## TASK OBJECTIVE
Pictures do not belong in the copy. Return all of the entries exactly.
═════ RECORDS SUPPLIED
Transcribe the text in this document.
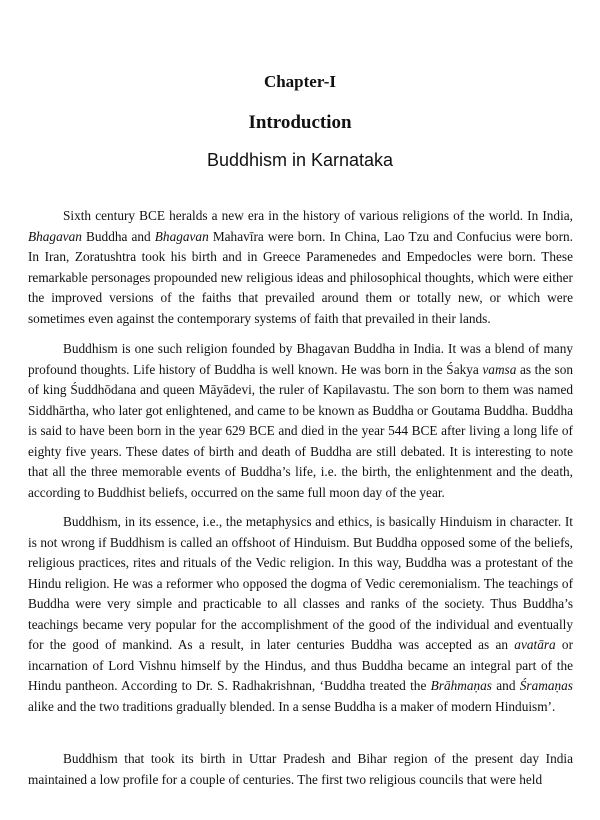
Chapter-I
Introduction
Buddhism in Karnataka

Sixth century BCE heralds a new era in the history of various religions of the world. In India, Bhagavan Buddha and Bhagavan Mahavīra were born. In China, Lao Tzu and Confucius were born. In Iran, Zoratushtra took his birth and in Greece Paramenedes and Empedocles were born. These remarkable personages propounded new religious ideas and philosophical thoughts, which were either the improved versions of the faiths that prevailed around them or totally new, or which were sometimes even against the contemporary systems of faith that prevailed in their lands.

Buddhism is one such religion founded by Bhagavan Buddha in India. It was a blend of many profound thoughts. Life history of Buddha is well known. He was born in the Śakya vamsa as the son of king Śuddhōdana and queen Māyādevi, the ruler of Kapilavastu. The son born to them was named Siddhārtha, who later got enlightened, and came to be known as Buddha or Goutama Buddha. Buddha is said to have been born in the year 629 BCE and died in the year 544 BCE after living a long life of eighty five years. These dates of birth and death of Buddha are still debated. It is interesting to note that all the three memorable events of Buddha’s life, i.e. the birth, the enlightenment and the death, according to Buddhist beliefs, occurred on the same full moon day of the year.

Buddhism, in its essence, i.e., the metaphysics and ethics, is basically Hinduism in character. It is not wrong if Buddhism is called an offshoot of Hinduism. But Buddha opposed some of the beliefs, religious practices, rites and rituals of the Vedic religion. In this way, Buddha was a protestant of the Hindu religion. He was a reformer who opposed the dogma of Vedic ceremonialism. The teachings of Buddha were very simple and practicable to all classes and ranks of the society. Thus Buddha’s teachings became very popular for the accomplishment of the good of the individual and eventually for the good of mankind. As a result, in later centuries Buddha was accepted as an avatāra or incarnation of Lord Vishnu himself by the Hindus, and thus Buddha became an integral part of the Hindu pantheon. According to Dr. S. Radhakrishnan, ‘Buddha treated the Brāhmaṇas and Śramaṇas alike and the two traditions gradually blended. In a sense Buddha is a maker of modern Hinduism’.

Buddhism that took its birth in Uttar Pradesh and Bihar region of the present day India maintained a low profile for a couple of centuries. The first two religious councils that were held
══════════
## REPLY TO THE EXERCISE
Transcribe the text in this document.
Chapter-I
Introduction
Buddhism in Karnataka

Sixth century BCE heralds a new era in the history of various religions of the world. In India, Bhagavan Buddha and Bhagavan Mahavīra were born. In China, Lao Tzu and Confucius were born. In Iran, Zoratushtra took his birth and in Greece Paramenedes and Empedocles were born. These remarkable personages propounded new religious ideas and philosophical thoughts, which were either the improved versions of the faiths that prevailed around them or totally new, or which were sometimes even against the contemporary systems of faith that prevailed in their lands.

Buddhism is one such religion founded by Bhagavan Buddha in India. It was a blend of many profound thoughts. Life history of Buddha is well known. He was born in the Śakya vamsa as the son of king Śuddhōdana and queen Māyādevi, the ruler of Kapilavastu. The son born to them was named Siddhārtha, who later got enlightened, and came to be known as Buddha or Goutama Buddha. Buddha is said to have been born in the year 629 BCE and died in the year 544 BCE after living a long life of eighty five years. These dates of birth and death of Buddha are still debated. It is interesting to note that all the three memorable events of Buddha’s life, i.e. the birth, the enlightenment and the death, according to Buddhist beliefs, occurred on the same full moon day of the year.

Buddhism, in its essence, i.e., the metaphysics and ethics, is basically Hinduism in character. It is not wrong if Buddhism is called an offshoot of Hinduism. But Buddha opposed some of the beliefs, religious practices, rites and rituals of the Vedic religion. In this way, Buddha was a protestant of the Hindu religion. He was a reformer who opposed the dogma of Vedic ceremonialism. The teachings of Buddha were very simple and practicable to all classes and ranks of the society. Thus Buddha’s teachings became very popular for the accomplishment of the good of the individual and eventually for the good of mankind. As a result, in later centuries Buddha was accepted as an avatāra or incarnation of Lord Vishnu himself by the Hindus, and thus Buddha became an integral part of the Hindu pantheon. According to Dr. S. Radhakrishnan, ‘Buddha treated the Brāhmaṇas and Śramaṇas alike and the two traditions gradually blended. In a sense Buddha is a maker of modern Hinduism’.

Buddhism that took its birth in Uttar Pradesh and Bihar region of the present day India maintained a low profile for a couple of centuries. The first two religious councils that were held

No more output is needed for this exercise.